(Dataset items)
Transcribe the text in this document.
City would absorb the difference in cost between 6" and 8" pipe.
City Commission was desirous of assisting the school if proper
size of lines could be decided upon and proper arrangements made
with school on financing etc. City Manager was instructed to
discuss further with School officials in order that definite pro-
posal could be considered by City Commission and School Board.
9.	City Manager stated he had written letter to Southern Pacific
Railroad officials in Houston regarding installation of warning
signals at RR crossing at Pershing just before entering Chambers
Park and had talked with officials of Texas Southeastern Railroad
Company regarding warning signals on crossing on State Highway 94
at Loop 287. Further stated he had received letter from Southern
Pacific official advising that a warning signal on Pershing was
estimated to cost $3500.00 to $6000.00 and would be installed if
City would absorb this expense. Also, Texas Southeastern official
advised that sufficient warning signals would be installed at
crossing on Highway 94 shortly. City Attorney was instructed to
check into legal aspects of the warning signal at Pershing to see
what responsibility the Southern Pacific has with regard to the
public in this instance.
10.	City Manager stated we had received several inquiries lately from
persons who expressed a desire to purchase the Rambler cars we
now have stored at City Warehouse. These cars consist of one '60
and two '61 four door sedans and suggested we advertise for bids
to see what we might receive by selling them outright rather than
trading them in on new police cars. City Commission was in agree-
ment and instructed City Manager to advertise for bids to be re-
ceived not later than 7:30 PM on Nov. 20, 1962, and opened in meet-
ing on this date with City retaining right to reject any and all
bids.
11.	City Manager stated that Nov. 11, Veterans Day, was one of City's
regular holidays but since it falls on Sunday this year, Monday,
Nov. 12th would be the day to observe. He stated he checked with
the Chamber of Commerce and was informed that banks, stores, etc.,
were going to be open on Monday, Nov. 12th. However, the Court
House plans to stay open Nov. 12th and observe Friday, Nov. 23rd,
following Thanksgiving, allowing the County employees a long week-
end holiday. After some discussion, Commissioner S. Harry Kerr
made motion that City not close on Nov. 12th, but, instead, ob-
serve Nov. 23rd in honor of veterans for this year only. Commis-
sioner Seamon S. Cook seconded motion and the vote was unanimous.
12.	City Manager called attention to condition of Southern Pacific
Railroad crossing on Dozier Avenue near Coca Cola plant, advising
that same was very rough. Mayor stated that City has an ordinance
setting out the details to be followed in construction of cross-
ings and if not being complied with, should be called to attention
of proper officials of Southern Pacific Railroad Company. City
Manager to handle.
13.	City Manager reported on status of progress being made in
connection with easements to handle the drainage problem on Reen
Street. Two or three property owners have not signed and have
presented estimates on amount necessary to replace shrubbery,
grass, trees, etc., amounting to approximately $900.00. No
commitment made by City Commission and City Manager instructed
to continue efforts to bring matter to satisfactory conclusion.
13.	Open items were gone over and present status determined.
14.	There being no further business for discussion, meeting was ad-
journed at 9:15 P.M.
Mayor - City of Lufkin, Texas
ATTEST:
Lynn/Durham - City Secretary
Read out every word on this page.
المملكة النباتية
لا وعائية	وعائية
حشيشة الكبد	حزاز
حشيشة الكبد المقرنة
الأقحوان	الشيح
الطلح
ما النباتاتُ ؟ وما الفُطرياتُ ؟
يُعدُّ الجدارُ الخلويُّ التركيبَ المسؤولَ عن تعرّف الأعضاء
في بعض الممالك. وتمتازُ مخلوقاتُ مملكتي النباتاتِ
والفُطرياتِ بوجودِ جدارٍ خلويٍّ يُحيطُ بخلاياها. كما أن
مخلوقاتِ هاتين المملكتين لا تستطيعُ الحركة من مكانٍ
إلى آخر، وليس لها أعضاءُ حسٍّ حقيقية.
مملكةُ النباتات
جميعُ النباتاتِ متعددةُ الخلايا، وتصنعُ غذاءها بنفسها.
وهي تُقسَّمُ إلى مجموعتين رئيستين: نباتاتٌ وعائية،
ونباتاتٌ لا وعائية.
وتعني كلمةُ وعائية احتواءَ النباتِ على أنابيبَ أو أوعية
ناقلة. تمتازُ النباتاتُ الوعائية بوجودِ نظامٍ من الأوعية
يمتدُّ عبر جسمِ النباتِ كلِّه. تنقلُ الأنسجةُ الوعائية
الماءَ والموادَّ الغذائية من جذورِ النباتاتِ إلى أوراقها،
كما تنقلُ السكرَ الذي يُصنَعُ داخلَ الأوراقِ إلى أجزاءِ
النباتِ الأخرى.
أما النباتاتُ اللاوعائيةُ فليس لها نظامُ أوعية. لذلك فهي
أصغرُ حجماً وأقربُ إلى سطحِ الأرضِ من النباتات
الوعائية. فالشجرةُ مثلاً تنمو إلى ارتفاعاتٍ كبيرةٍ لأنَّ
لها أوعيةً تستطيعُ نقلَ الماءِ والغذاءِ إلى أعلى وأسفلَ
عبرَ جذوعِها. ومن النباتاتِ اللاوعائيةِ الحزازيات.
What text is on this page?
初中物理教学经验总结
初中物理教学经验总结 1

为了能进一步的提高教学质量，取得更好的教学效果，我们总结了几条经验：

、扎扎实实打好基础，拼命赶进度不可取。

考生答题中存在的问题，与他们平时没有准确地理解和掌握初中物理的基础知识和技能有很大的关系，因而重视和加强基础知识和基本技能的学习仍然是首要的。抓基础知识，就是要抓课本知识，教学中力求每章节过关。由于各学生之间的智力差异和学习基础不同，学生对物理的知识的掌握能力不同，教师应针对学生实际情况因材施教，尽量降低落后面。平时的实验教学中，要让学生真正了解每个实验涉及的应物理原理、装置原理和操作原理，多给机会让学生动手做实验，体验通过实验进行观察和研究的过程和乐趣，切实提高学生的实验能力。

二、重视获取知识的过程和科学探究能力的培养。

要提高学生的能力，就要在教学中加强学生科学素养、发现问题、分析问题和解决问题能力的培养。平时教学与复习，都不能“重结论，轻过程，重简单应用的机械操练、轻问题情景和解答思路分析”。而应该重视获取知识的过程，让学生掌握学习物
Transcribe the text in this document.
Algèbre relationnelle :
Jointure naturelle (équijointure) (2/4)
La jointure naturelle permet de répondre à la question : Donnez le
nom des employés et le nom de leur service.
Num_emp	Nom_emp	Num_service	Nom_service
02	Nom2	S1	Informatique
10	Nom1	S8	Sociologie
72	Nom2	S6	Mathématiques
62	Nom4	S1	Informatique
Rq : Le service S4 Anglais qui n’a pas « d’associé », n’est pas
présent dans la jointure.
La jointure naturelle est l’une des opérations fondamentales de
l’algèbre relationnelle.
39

**What to work on**
All entries must be repeated verbatim.

**Solution for this exercise**
Transcribe the text in this document.
City would absorb the difference in cost between 6" and 8" pipe.
City Commission was desirous of assisting the school if proper
size of lines could be decided upon and proper arrangements made
with school on financing etc. City Manager was instructed to
discuss further with School officials in order that definite pro-
posal could be considered by City Commission and School Board.
9.	City Manager stated he had written letter to Southern Pacific
Railroad officials in Houston regarding installation of warning
signals at RR crossing at Pershing just before entering Chambers
Park and had talked with officials of Texas Southeastern Railroad
Company regarding warning signals on crossing on State Highway 94
at Loop 287. Further stated he had received letter from Southern
Pacific official advising that a warning signal on Pershing was
estimated to cost $3500.00 to $6000.00 and would be installed if
City would absorb this expense. Also, Texas Southeastern official
advised that sufficient warning signals would be installed at
crossing on Highway 94 shortly. City Attorney was instructed to
check into legal aspects of the warning signal at Pershing to see
what responsibility the Southern Pacific has with regard to the
public in this instance.
10.	City Manager stated we had received several inquiries lately from
persons who expressed a desire to purchase the Rambler cars we
now have stored at City Warehouse. These cars consist of one '60
and two '61 four door sedans and suggested we advertise for bids
to see what we might receive by selling them outright rather than
trading them in on new police cars. City Commission was in agree-
ment and instructed City Manager to advertise for bids to be re-
ceived not later than 7:30 PM on Nov. 20, 1962, and opened in meet-
ing on this date with City retaining right to reject any and all
bids.
11.	City Manager stated that Nov. 11, Veterans Day, was one of City's
regular holidays but since it falls on Sunday this year, Monday,
Nov. 12th would be the day to observe. He stated he checked with
the Chamber of Commerce and was informed that banks, stores, etc.,
were going to be open on Monday, Nov. 12th. However, the Court
House plans to stay open Nov. 12th and observe Friday, Nov. 23rd,
following Thanksgiving, allowing the County employees a long week-
end holiday. After some discussion, Commissioner S. Harry Kerr
made motion that City not close on Nov. 12th, but, instead, ob-
serve Nov. 23rd in honor of veterans for this year only. Commis-
sioner Seamon S. Cook seconded motion and the vote was unanimous.
12.	City Manager called attention to condition of Southern Pacific
Railroad crossing on Dozier Avenue near Coca Cola plant, advising
that same was very rough. Mayor stated that City has an ordinance
setting out the details to be followed in construction of cross-
ings and if not being complied with, should be called to attention
of proper officials of Southern Pacific Railroad Company. City
Manager to handle.
13.	City Manager reported on status of progress being made in
connection with easements to handle the drainage problem on Reen
Street. Two or three property owners have not signed and have
presented estimates on amount necessary to replace shrubbery,
grass, trees, etc., amounting to approximately $900.00. No
commitment made by City Commission and City Manager instructed
to continue efforts to bring matter to satisfactory conclusion.
13.	Open items were gone over and present status determined.
14.	There being no further business for discussion, meeting was ad-
journed at 9:15 P.M.
Mayor - City of Lufkin, Texas
ATTEST:
Lynn/Durham - City Secretary
Read out every word on this page.
المملكة النباتية
لا وعائية	وعائية
حشيشة الكبد	حزاز
حشيشة الكبد المقرنة
الأقحوان	الشيح
الطلح
ما النباتاتُ ؟ وما الفُطرياتُ ؟
يُعدُّ الجدارُ الخلويُّ التركيبَ المسؤولَ عن تعرّف الأعضاء
في بعض الممالك. وتمتازُ مخلوقاتُ مملكتي النباتاتِ
والفُطرياتِ بوجودِ جدارٍ خلويٍّ يُحيطُ بخلاياها. كما أن
مخلوقاتِ هاتين المملكتين لا تستطيعُ الحركة من مكانٍ
إلى آخر، وليس لها أعضاءُ حسٍّ حقيقية.
مملكةُ النباتات
جميعُ النباتاتِ متعددةُ الخلايا، وتصنعُ غذاءها بنفسها.
وهي تُقسَّمُ إلى مجموعتين رئيستين: نباتاتٌ وعائية،
ونباتاتٌ لا وعائية.
وتعني كلمةُ وعائية احتواءَ النباتِ على أنابيبَ أو أوعية
ناقلة. تمتازُ النباتاتُ الوعائية بوجودِ نظامٍ من الأوعية
يمتدُّ عبر جسمِ النباتِ كلِّه. تنقلُ الأنسجةُ الوعائية
الماءَ والموادَّ الغذائية من جذورِ النباتاتِ إلى أوراقها،
كما تنقلُ السكرَ الذي يُصنَعُ داخلَ الأوراقِ إلى أجزاءِ
النباتِ الأخرى.
أما النباتاتُ اللاوعائيةُ فليس لها نظامُ أوعية. لذلك فهي
أصغرُ حجماً وأقربُ إلى سطحِ الأرضِ من النباتات
الوعائية. فالشجرةُ مثلاً تنمو إلى ارتفاعاتٍ كبيرةٍ لأنَّ
لها أوعيةً تستطيعُ نقلَ الماءِ والغذاءِ إلى أعلى وأسفلَ
عبرَ جذوعِها. ومن النباتاتِ اللاوعائيةِ الحزازيات.
What text is on this page?
初中物理教学经验总结
初中物理教学经验总结 1

为了能进一步的提高教学质量，取得更好的教学效果，我们总结了几条经验：

、扎扎实实打好基础，拼命赶进度不可取。

考生答题中存在的问题，与他们平时没有准确地理解和掌握初中物理的基础知识和技能有很大的关系，因而重视和加强基础知识和基本技能的学习仍然是首要的。抓基础知识，就是要抓课本知识，教学中力求每章节过关。由于各学生之间的智力差异和学习基础不同，学生对物理的知识的掌握能力不同，教师应针对学生实际情况因材施教，尽量降低落后面。平时的实验教学中，要让学生真正了解每个实验涉及的应物理原理、装置原理和操作原理，多给机会让学生动手做实验，体验通过实验进行观察和研究的过程和乐趣，切实提高学生的实验能力。

二、重视获取知识的过程和科学探究能力的培养。

要提高学生的能力，就要在教学中加强学生科学素养、发现问题、分析问题和解决问题能力的培养。平时教学与复习，都不能“重结论，轻过程，重简单应用的机械操练、轻问题情景和解答思路分析”。而应该重视获取知识的过程，让学生掌握学习物
Transcribe the text in this document.
Algèbre relationnelle :
Jointure naturelle (équijointure) (2/4)
La jointure naturelle permet de répondre à la question : Donnez le
nom des employés et le nom de leur service.
Num_emp	Nom_emp	Num_service	Nom_service
02	Nom2	S1	Informatique
10	Nom1	S8	Sociologie
72	Nom2	S6	Mathématiques
62	Nom4	S1	Informatique
Rq : Le service S4 Anglais qui n’a pas « d’associé », n’est pas
présent dans la jointure.
La jointure naturelle est l’une des opérations fondamentales de
l’algèbre relationnelle.
39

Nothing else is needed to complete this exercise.